WHAT IS REQUIRED => Copy each line of the listing below exactly.

Source records =>
---*---
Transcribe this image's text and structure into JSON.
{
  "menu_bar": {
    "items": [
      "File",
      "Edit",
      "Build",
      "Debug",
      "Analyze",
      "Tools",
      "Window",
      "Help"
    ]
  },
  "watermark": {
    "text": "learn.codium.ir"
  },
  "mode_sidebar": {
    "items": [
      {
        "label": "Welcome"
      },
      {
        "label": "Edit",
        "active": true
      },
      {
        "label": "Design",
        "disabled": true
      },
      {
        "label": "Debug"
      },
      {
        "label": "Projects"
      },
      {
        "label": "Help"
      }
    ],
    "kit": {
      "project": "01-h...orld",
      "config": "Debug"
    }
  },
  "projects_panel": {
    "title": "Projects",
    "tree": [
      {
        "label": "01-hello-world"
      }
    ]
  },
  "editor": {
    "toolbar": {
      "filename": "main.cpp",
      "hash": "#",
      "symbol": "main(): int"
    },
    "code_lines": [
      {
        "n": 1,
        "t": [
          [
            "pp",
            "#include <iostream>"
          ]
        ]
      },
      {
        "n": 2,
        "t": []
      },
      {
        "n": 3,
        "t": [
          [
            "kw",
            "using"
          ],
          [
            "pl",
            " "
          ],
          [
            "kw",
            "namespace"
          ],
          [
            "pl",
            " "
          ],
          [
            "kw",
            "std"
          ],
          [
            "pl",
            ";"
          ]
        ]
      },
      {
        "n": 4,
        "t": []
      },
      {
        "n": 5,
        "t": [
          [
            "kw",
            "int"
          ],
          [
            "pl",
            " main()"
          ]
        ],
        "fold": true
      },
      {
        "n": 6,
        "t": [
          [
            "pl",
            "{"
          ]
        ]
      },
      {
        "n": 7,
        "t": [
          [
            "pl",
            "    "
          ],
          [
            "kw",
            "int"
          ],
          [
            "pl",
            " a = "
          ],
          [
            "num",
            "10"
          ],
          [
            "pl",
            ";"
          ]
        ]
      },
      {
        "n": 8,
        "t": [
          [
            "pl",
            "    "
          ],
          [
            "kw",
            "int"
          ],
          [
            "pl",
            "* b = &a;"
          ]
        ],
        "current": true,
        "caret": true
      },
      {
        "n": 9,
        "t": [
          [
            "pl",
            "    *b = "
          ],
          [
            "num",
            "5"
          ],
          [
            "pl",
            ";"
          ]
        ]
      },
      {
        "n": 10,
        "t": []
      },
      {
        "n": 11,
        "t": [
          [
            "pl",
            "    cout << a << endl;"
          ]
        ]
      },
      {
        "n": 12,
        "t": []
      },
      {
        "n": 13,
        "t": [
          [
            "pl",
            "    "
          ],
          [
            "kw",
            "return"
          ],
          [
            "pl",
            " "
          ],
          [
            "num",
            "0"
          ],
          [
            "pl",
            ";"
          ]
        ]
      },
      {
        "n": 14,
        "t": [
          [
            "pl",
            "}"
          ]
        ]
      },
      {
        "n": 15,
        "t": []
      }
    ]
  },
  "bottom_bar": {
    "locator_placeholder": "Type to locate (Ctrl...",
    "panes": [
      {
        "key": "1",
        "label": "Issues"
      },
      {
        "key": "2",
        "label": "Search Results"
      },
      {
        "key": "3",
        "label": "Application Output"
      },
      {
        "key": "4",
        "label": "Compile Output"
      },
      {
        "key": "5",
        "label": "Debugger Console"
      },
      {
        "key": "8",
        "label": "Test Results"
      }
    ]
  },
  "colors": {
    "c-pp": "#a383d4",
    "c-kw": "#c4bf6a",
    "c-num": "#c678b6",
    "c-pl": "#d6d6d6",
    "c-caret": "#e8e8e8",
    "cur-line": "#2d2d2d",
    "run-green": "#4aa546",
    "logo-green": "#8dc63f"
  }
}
---*---
TASK SOLUTION =>
Transcribe this image's text and structure into JSON.
{
  "menu_bar": {
    "items": [
      "File",
      "Edit",
      "Build",
      "Debug",
      "Analyze",
      "Tools",
      "Window",
      "Help"
    ]
  },
  "watermark": {
    "text": "learn.codium.ir"
  },
  "mode_sidebar": {
    "items": [
      {
        "label": "Welcome"
      },
      {
        "label": "Edit",
        "active": true
      },
      {
        "label": "Design",
        "disabled": true
      },
      {
        "label": "Debug"
      },
      {
        "label": "Projects"
      },
      {
        "label": "Help"
      }
    ],
    "kit": {
      "project": "01-h...orld",
      "config": "Debug"
    }
  },
  "projects_panel": {
    "title": "Projects",
    "tree": [
      {
        "label": "01-hello-world"
      }
    ]
  },
  "editor": {
    "toolbar": {
      "filename": "main.cpp",
      "hash": "#",
      "symbol": "main(): int"
    },
    "code_lines": [
      {
        "n": 1,
        "t": [
          [
            "pp",
            "#include <iostream>"
          ]
        ]
      },
      {
        "n": 2,
        "t": []
      },
      {
        "n": 3,
        "t": [
          [
            "kw",
            "using"
          ],
          [
            "pl",
            " "
          ],
          [
            "kw",
            "namespace"
          ],
          [
            "pl",
            " "
          ],
          [
            "kw",
            "std"
          ],
          [
            "pl",
            ";"
          ]
        ]
      },
      {
        "n": 4,
        "t": []
      },
      {
        "n": 5,
        "t": [
          [
            "kw",
            "int"
          ],
          [
            "pl",
            " main()"
          ]
        ],
        "fold": true
      },
      {
        "n": 6,
        "t": [
          [
            "pl",
            "{"
          ]
        ]
      },
      {
        "n": 7,
        "t": [
          [
            "pl",
            "    "
          ],
          [
            "kw",
            "int"
          ],
          [
            "pl",
            " a = "
          ],
          [
            "num",
            "10"
          ],
          [
            "pl",
            ";"
          ]
        ]
      },
      {
        "n": 8,
        "t": [
          [
            "pl",
            "    "
          ],
          [
            "kw",
            "int"
          ],
          [
            "pl",
            "* b = &a;"
          ]
        ],
        "current": true,
        "caret": true
      },
      {
        "n": 9,
        "t": [
          [
            "pl",
            "    *b = "
          ],
          [
            "num",
            "5"
          ],
          [
            "pl",
            ";"
          ]
        ]
      },
      {
        "n": 10,
        "t": []
      },
      {
        "n": 11,
        "t": [
          [
            "pl",
            "    cout << a << endl;"
          ]
        ]
      },
      {
        "n": 12,
        "t": []
      },
      {
        "n": 13,
        "t": [
          [
            "pl",
            "    "
          ],
          [
            "kw",
            "return"
          ],
          [
            "pl",
            " "
          ],
          [
            "num",
            "0"
          ],
          [
            "pl",
            ";"
          ]
        ]
      },
      {
        "n": 14,
        "t": [
          [
            "pl",
            "}"
          ]
        ]
      },
      {
        "n": 15,
        "t": []
      }
    ]
  },
  "bottom_bar": {
    "locator_placeholder": "Type to locate (Ctrl...",
    "panes": [
      {
        "key": "1",
        "label": "Issues"
      },
      {
        "key": "2",
        "label": "Search Results"
      },
      {
        "key": "3",
        "label": "Application Output"
      },
      {
        "key": "4",
        "label": "Compile Output"
      },
      {
        "key": "5",
        "label": "Debugger Console"
      },
      {
        "key": "8",
        "label": "Test Results"
      }
    ]
  },
  "colors": {
    "c-pp": "#a383d4",
    "c-kw": "#c4bf6a",
    "c-num": "#c678b6",
    "c-pl": "#d6d6d6",
    "c-caret": "#e8e8e8",
    "cur-line": "#2d2d2d",
    "run-green": "#4aa546",
    "logo-green": "#8dc63f"
  }
}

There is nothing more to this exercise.